• **Exercise task**: Extract each line of the records below that contains the word "name".

- - - -

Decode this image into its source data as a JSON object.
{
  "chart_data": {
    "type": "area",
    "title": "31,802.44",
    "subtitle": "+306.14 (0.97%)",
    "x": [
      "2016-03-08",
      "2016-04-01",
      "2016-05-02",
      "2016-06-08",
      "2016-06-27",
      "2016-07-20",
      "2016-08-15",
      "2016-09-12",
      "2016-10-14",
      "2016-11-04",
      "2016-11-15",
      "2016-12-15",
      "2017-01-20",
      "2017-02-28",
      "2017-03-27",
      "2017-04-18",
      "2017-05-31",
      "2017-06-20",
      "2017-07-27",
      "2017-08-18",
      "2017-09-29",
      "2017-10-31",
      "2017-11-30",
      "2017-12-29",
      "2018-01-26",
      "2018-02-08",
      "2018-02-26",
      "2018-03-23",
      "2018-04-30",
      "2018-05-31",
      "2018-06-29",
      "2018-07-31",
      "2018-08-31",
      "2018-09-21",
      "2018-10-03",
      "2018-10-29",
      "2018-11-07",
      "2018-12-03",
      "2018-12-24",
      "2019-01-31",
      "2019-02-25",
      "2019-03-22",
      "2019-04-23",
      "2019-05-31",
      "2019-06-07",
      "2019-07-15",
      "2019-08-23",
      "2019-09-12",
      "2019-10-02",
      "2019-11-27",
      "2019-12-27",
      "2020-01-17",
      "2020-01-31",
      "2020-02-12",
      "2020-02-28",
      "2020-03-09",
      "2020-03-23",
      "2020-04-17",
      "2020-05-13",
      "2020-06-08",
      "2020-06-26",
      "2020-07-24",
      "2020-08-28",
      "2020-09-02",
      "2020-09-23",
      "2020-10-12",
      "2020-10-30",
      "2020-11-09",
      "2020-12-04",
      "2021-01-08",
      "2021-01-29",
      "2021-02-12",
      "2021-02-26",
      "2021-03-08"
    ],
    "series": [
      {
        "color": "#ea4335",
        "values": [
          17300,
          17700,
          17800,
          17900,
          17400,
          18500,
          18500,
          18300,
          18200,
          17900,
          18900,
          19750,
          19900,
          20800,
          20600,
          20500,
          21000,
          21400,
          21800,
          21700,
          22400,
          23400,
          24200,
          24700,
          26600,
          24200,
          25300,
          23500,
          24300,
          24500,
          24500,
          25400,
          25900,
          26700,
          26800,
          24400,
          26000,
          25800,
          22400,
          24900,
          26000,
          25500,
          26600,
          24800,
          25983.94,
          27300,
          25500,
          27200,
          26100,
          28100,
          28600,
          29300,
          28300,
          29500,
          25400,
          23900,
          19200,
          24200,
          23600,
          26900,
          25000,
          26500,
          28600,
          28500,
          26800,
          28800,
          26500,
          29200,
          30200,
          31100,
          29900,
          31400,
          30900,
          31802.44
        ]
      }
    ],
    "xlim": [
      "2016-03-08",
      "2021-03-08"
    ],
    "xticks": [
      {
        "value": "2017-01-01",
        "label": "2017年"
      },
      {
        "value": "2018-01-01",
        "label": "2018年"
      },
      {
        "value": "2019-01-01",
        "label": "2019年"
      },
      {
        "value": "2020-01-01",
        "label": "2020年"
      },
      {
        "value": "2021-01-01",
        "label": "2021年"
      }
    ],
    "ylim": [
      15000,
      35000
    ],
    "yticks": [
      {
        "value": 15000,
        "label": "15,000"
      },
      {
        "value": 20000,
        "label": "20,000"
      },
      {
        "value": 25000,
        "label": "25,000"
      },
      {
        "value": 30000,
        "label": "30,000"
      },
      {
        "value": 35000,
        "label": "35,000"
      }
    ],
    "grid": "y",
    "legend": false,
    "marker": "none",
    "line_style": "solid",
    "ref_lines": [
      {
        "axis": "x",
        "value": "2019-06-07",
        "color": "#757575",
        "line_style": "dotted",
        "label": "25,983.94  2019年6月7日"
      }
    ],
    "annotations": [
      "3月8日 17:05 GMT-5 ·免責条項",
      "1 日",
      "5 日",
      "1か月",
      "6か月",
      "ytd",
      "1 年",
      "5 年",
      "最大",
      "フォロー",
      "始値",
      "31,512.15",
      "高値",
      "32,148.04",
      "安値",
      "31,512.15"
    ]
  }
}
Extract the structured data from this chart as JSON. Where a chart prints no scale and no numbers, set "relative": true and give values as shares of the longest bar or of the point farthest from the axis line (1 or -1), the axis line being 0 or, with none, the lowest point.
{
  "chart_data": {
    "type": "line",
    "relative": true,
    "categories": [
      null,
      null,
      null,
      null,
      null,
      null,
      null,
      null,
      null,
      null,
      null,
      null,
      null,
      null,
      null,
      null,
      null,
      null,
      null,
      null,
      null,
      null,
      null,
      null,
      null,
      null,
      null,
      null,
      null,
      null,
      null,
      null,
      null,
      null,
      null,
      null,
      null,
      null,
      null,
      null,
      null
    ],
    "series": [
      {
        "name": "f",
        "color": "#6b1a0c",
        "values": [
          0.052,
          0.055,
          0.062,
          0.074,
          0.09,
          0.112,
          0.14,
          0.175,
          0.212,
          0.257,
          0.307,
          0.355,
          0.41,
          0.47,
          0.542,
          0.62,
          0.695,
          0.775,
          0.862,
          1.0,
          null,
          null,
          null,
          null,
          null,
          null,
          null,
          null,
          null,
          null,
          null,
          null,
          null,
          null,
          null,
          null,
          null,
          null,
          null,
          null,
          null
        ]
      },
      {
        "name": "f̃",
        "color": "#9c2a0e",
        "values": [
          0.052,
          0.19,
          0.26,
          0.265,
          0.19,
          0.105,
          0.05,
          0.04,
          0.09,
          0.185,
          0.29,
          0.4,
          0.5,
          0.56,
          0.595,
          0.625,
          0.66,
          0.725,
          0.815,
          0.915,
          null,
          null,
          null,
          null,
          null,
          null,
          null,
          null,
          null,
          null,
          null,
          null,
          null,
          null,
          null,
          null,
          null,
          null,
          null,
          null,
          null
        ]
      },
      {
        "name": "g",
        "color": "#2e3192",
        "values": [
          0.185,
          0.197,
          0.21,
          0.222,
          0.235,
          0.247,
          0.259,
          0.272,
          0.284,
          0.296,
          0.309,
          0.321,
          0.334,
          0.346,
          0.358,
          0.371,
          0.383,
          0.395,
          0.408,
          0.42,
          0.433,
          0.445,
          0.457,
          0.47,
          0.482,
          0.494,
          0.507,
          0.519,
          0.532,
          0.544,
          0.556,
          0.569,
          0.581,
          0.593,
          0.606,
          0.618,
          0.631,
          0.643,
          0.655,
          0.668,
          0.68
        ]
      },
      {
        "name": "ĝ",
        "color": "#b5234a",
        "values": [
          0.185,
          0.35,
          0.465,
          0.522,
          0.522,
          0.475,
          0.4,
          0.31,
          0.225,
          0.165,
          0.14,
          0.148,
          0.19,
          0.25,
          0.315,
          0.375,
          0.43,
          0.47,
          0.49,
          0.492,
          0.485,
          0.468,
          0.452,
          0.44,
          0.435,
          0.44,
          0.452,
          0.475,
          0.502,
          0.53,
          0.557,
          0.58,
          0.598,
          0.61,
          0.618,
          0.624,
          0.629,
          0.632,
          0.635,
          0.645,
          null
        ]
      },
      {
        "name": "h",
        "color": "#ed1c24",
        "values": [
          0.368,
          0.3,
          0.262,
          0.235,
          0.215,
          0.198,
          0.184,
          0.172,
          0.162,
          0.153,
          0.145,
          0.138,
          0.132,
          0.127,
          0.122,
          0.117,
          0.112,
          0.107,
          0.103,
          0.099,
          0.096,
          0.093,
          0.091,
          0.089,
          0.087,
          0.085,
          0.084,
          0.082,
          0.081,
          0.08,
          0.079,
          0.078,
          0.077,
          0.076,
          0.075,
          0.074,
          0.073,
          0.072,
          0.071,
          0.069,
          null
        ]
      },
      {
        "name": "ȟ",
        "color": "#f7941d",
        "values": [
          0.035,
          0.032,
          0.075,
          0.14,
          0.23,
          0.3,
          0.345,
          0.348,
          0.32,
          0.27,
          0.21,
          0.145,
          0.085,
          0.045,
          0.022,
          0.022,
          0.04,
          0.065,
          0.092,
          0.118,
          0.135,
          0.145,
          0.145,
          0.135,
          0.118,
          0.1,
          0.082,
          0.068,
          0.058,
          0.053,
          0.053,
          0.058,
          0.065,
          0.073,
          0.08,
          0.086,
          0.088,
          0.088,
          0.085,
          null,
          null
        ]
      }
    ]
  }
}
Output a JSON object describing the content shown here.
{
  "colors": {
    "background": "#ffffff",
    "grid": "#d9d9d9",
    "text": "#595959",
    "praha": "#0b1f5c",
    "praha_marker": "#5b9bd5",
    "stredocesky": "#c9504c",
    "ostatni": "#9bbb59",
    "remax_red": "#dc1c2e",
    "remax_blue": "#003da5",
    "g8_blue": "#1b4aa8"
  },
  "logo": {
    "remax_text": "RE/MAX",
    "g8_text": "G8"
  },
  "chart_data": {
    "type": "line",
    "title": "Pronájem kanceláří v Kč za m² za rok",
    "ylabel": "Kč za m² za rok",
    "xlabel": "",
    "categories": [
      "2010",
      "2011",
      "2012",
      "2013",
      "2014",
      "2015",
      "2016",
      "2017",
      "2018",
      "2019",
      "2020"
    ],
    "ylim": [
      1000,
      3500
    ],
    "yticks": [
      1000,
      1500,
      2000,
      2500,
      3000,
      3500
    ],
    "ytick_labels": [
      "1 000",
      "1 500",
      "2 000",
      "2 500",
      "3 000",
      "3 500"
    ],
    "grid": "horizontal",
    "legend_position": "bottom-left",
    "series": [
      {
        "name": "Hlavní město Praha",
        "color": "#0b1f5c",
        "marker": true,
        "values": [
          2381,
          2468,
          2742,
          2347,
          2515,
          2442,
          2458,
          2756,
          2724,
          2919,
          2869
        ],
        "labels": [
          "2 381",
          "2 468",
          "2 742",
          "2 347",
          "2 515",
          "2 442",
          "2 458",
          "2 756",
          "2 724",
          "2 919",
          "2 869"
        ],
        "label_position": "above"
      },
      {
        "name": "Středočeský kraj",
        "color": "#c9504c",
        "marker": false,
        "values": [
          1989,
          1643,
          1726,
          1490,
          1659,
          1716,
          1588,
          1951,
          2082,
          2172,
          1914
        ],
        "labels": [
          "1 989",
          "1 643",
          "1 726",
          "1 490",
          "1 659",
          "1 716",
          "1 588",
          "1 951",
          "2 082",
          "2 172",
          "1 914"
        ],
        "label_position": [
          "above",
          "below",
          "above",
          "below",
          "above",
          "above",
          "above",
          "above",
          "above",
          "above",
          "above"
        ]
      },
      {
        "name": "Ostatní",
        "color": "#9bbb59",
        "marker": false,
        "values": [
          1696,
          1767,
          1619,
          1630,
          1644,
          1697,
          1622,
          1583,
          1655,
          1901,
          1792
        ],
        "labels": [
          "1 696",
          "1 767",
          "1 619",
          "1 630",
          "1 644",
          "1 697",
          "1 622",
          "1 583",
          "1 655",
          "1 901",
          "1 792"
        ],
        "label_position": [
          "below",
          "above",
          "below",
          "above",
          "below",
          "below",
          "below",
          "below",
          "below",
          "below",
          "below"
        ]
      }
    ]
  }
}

- - - -

• **Result**:
        "name": "f",
        "name": "f̃",
        "name": "g",
        "name": "ĝ",
        "name": "h",
        "name": "ȟ",
        "name": "Hlavní město Praha",
        "name": "Středočeský kraj",
        "name": "Ostatní",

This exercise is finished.